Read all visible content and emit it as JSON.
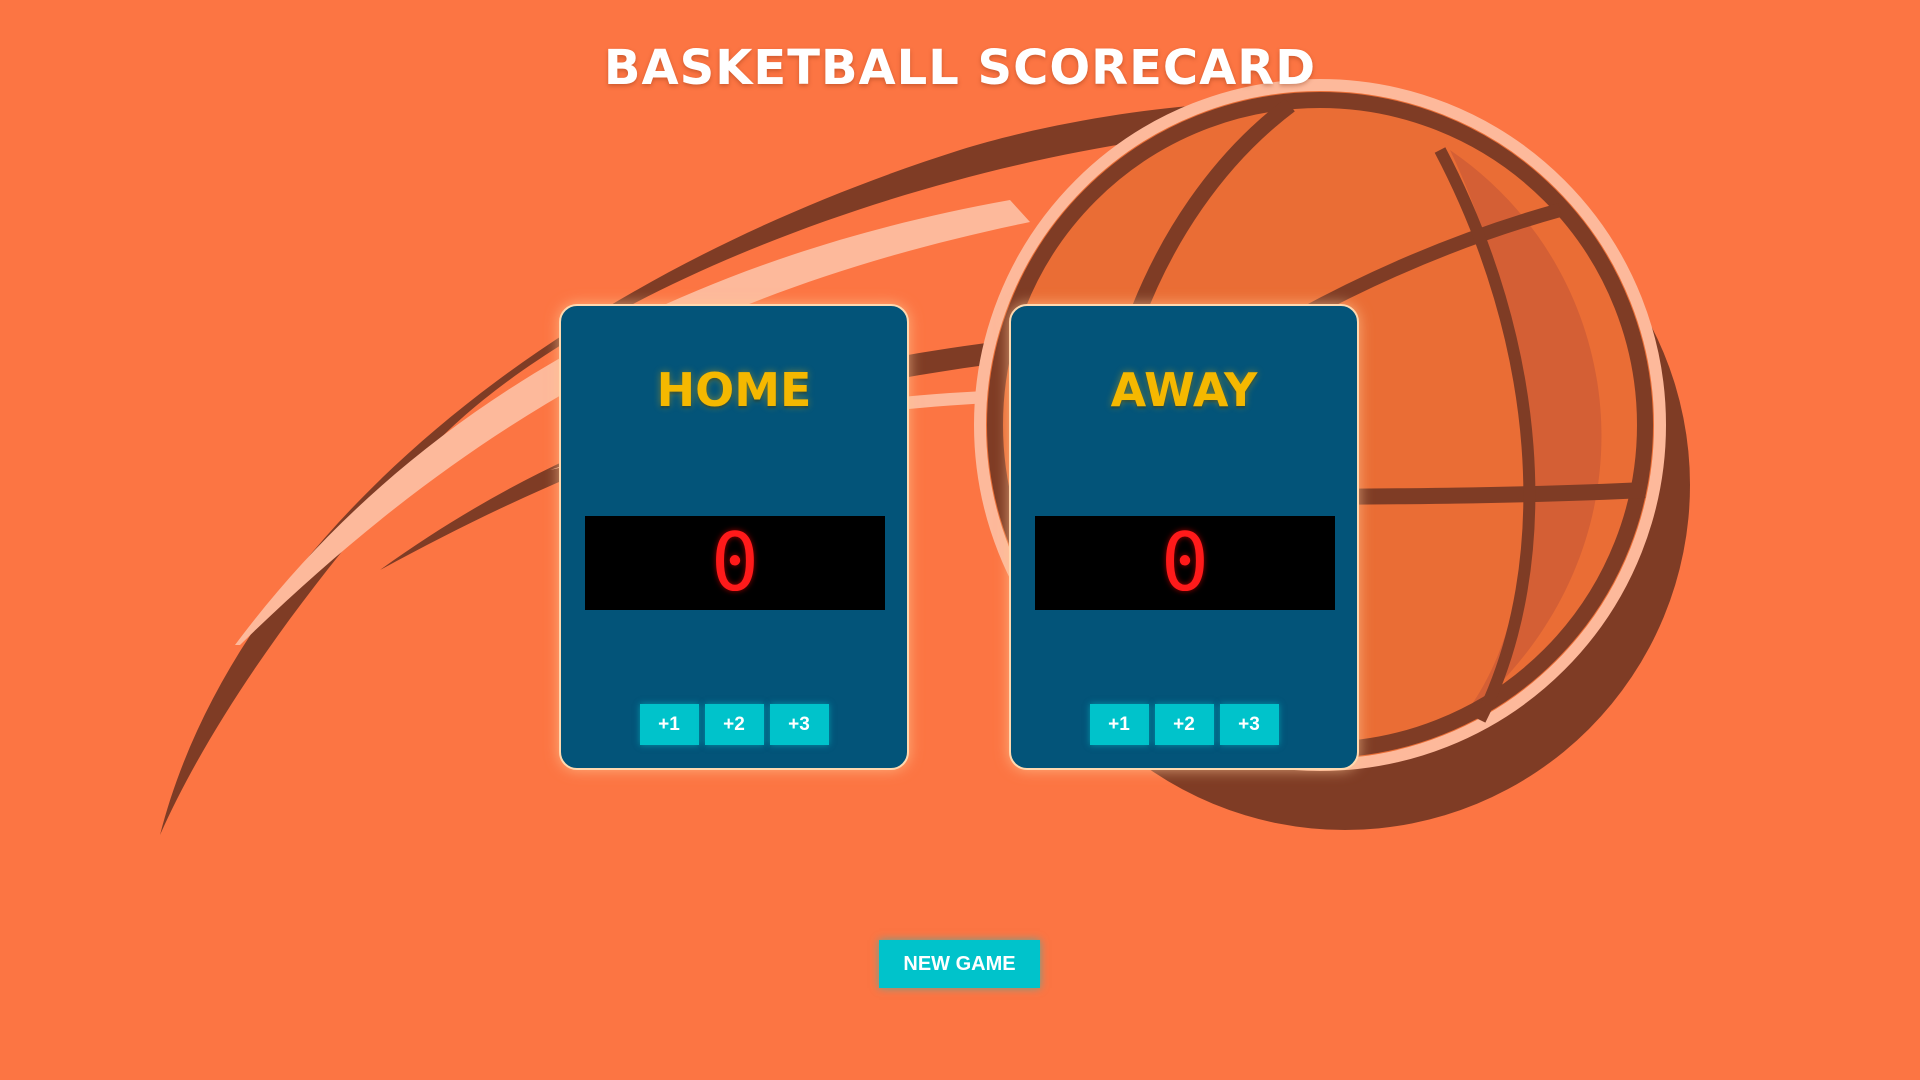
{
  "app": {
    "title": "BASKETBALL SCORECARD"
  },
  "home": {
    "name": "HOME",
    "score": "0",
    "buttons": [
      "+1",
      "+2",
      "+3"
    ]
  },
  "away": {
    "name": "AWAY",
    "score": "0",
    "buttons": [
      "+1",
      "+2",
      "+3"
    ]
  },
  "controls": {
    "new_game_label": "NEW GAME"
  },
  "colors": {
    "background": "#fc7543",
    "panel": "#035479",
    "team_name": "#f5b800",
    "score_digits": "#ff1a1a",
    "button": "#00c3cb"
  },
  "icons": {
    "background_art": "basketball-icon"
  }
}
+ + + + + + +
**Short exercise**: Reproduce each record above by retyping it exactly; omit all images.

**Full answer**:
Read all visible content and emit it as JSON.
{
  "app": {
    "title": "BASKETBALL SCORECARD"
  },
  "home": {
    "name": "HOME",
    "score": "0",
    "buttons": [
      "+1",
      "+2",
      "+3"
    ]
  },
  "away": {
    "name": "AWAY",
    "score": "0",
    "buttons": [
      "+1",
      "+2",
      "+3"
    ]
  },
  "controls": {
    "new_game_label": "NEW GAME"
  },
  "colors": {
    "background": "#fc7543",
    "panel": "#035479",
    "team_name": "#f5b800",
    "score_digits": "#ff1a1a",
    "button": "#00c3cb"
  },
  "icons": {
    "background_art": "basketball-icon"
  }
}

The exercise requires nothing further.